- Data extracted from a collection
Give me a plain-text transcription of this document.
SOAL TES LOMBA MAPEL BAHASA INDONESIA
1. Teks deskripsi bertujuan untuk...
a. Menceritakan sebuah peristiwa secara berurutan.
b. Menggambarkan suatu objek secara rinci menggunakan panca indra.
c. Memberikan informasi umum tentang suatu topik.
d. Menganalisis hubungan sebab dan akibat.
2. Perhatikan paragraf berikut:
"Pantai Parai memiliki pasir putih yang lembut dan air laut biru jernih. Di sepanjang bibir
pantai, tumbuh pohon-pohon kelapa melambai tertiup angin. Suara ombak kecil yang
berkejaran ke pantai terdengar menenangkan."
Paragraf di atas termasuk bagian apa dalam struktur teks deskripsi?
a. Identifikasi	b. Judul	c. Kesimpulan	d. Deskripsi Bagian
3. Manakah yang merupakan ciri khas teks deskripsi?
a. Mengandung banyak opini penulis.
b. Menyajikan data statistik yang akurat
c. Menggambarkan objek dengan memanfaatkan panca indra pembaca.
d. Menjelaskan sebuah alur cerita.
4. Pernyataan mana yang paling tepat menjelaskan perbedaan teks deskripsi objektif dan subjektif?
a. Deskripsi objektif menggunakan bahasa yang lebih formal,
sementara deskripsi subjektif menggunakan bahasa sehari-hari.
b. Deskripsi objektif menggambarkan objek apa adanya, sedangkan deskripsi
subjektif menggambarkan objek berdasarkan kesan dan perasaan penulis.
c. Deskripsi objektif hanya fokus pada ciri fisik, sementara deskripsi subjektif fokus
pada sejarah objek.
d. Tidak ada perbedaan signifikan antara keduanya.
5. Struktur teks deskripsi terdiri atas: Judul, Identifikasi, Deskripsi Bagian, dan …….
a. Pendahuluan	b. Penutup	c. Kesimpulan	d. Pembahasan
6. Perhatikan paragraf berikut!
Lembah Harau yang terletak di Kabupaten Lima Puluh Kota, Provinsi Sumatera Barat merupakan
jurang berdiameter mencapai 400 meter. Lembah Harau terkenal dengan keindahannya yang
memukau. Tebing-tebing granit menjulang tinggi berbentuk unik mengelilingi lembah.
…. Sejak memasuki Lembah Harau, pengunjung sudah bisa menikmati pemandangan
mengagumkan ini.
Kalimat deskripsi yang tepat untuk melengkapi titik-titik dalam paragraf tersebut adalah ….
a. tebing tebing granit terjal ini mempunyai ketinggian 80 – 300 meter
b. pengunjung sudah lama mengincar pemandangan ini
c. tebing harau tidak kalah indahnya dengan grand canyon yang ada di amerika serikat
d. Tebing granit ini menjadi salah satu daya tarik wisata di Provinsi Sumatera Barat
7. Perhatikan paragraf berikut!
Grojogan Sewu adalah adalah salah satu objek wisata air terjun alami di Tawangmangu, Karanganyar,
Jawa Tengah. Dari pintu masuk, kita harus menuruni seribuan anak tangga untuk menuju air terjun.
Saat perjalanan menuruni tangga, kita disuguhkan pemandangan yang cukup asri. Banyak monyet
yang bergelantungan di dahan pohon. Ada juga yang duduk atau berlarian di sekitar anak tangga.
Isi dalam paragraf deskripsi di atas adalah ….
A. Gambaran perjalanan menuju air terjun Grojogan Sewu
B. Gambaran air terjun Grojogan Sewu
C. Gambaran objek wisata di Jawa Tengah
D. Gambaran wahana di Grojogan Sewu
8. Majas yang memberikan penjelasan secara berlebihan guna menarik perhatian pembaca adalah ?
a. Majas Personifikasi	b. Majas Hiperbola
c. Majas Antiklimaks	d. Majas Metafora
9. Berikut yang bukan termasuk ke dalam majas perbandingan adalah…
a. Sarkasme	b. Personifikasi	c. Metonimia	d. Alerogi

- What is required
Copy each line above containing the string "objektif".

- Response for this exercise
4. Pernyataan mana yang paling tepat menjelaskan perbedaan teks deskripsi objektif dan subjektif?
a. Deskripsi objektif menggunakan bahasa yang lebih formal,
b. Deskripsi objektif menggambarkan objek apa adanya, sedangkan deskripsi
c. Deskripsi objektif hanya fokus pada ciri fisik, sementara deskripsi subjektif fokus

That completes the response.